§ Task details: Output the material beneath exactly, leaving nothing out.

§ The data:
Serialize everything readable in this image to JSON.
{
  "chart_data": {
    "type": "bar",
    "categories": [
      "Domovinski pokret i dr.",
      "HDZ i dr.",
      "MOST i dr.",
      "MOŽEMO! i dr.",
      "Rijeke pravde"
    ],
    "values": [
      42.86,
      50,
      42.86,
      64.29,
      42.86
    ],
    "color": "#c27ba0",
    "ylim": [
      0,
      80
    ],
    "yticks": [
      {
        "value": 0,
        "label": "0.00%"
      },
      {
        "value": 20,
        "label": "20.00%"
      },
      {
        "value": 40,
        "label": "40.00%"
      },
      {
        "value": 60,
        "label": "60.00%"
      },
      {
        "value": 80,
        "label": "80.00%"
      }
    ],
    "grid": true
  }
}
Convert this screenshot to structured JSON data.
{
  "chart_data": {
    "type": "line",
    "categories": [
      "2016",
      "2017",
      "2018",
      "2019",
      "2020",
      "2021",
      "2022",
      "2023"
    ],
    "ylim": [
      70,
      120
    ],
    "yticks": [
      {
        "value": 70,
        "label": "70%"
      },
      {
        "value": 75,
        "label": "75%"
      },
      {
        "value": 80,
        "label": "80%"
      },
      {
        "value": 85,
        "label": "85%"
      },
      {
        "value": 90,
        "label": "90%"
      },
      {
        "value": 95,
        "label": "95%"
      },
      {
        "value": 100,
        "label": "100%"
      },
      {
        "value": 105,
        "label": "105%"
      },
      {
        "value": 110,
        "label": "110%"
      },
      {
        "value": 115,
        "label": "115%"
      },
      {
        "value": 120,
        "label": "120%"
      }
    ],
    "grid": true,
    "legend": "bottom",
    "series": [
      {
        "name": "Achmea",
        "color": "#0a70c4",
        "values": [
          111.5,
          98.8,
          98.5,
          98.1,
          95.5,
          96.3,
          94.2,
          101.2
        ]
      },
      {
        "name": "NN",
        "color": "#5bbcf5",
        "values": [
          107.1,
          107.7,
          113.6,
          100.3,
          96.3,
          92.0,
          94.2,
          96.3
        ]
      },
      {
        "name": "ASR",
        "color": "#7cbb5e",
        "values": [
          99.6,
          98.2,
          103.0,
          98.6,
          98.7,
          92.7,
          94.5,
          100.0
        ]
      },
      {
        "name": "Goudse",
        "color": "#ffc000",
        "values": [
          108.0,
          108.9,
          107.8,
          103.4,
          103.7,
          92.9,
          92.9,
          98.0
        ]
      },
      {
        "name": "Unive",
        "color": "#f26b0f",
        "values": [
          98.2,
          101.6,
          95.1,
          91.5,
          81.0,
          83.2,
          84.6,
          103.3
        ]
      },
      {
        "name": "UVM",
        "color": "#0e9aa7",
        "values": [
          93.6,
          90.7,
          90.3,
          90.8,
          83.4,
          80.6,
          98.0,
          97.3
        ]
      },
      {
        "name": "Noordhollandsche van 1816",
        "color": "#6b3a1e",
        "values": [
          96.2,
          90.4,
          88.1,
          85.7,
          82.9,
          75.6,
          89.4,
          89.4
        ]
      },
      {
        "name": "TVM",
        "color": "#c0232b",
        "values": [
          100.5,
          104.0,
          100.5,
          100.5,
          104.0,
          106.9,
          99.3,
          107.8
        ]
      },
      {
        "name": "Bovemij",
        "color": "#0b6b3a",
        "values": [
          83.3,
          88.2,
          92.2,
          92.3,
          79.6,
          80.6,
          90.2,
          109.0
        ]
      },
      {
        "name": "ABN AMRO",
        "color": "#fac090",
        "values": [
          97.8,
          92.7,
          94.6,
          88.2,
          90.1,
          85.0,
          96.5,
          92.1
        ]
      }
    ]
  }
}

§ Solution for this task:
Serialize everything readable in this image to JSON.
{
  "chart_data": {
    "type": "bar",
    "categories": [
      "Domovinski pokret i dr.",
      "HDZ i dr.",
      "MOST i dr.",
      "MOŽEMO! i dr.",
      "Rijeke pravde"
    ],
    "values": [
      42.86,
      50,
      42.86,
      64.29,
      42.86
    ],
    "color": "#c27ba0",
    "ylim": [
      0,
      80
    ],
    "yticks": [
      {
        "value": 0,
        "label": "0.00%"
      },
      {
        "value": 20,
        "label": "20.00%"
      },
      {
        "value": 40,
        "label": "40.00%"
      },
      {
        "value": 60,
        "label": "60.00%"
      },
      {
        "value": 80,
        "label": "80.00%"
      }
    ],
    "grid": true
  }
}
Convert this screenshot to structured JSON data.
{
  "chart_data": {
    "type": "line",
    "categories": [
      "2016",
      "2017",
      "2018",
      "2019",
      "2020",
      "2021",
      "2022",
      "2023"
    ],
    "ylim": [
      70,
      120
    ],
    "yticks": [
      {
        "value": 70,
        "label": "70%"
      },
      {
        "value": 75,
        "label": "75%"
      },
      {
        "value": 80,
        "label": "80%"
      },
      {
        "value": 85,
        "label": "85%"
      },
      {
        "value": 90,
        "label": "90%"
      },
      {
        "value": 95,
        "label": "95%"
      },
      {
        "value": 100,
        "label": "100%"
      },
      {
        "value": 105,
        "label": "105%"
      },
      {
        "value": 110,
        "label": "110%"
      },
      {
        "value": 115,
        "label": "115%"
      },
      {
        "value": 120,
        "label": "120%"
      }
    ],
    "grid": true,
    "legend": "bottom",
    "series": [
      {
        "name": "Achmea",
        "color": "#0a70c4",
        "values": [
          111.5,
          98.8,
          98.5,
          98.1,
          95.5,
          96.3,
          94.2,
          101.2
        ]
      },
      {
        "name": "NN",
        "color": "#5bbcf5",
        "values": [
          107.1,
          107.7,
          113.6,
          100.3,
          96.3,
          92.0,
          94.2,
          96.3
        ]
      },
      {
        "name": "ASR",
        "color": "#7cbb5e",
        "values": [
          99.6,
          98.2,
          103.0,
          98.6,
          98.7,
          92.7,
          94.5,
          100.0
        ]
      },
      {
        "name": "Goudse",
        "color": "#ffc000",
        "values": [
          108.0,
          108.9,
          107.8,
          103.4,
          103.7,
          92.9,
          92.9,
          98.0
        ]
      },
      {
        "name": "Unive",
        "color": "#f26b0f",
        "values": [
          98.2,
          101.6,
          95.1,
          91.5,
          81.0,
          83.2,
          84.6,
          103.3
        ]
      },
      {
        "name": "UVM",
        "color": "#0e9aa7",
        "values": [
          93.6,
          90.7,
          90.3,
          90.8,
          83.4,
          80.6,
          98.0,
          97.3
        ]
      },
      {
        "name": "Noordhollandsche van 1816",
        "color": "#6b3a1e",
        "values": [
          96.2,
          90.4,
          88.1,
          85.7,
          82.9,
          75.6,
          89.4,
          89.4
        ]
      },
      {
        "name": "TVM",
        "color": "#c0232b",
        "values": [
          100.5,
          104.0,
          100.5,
          100.5,
          104.0,
          106.9,
          99.3,
          107.8
        ]
      },
      {
        "name": "Bovemij",
        "color": "#0b6b3a",
        "values": [
          83.3,
          88.2,
          92.2,
          92.3,
          79.6,
          80.6,
          90.2,
          109.0
        ]
      },
      {
        "name": "ABN AMRO",
        "color": "#fac090",
        "values": [
          97.8,
          92.7,
          94.6,
          88.2,
          90.1,
          85.0,
          96.5,
          92.1
        ]
      }
    ]
  }
}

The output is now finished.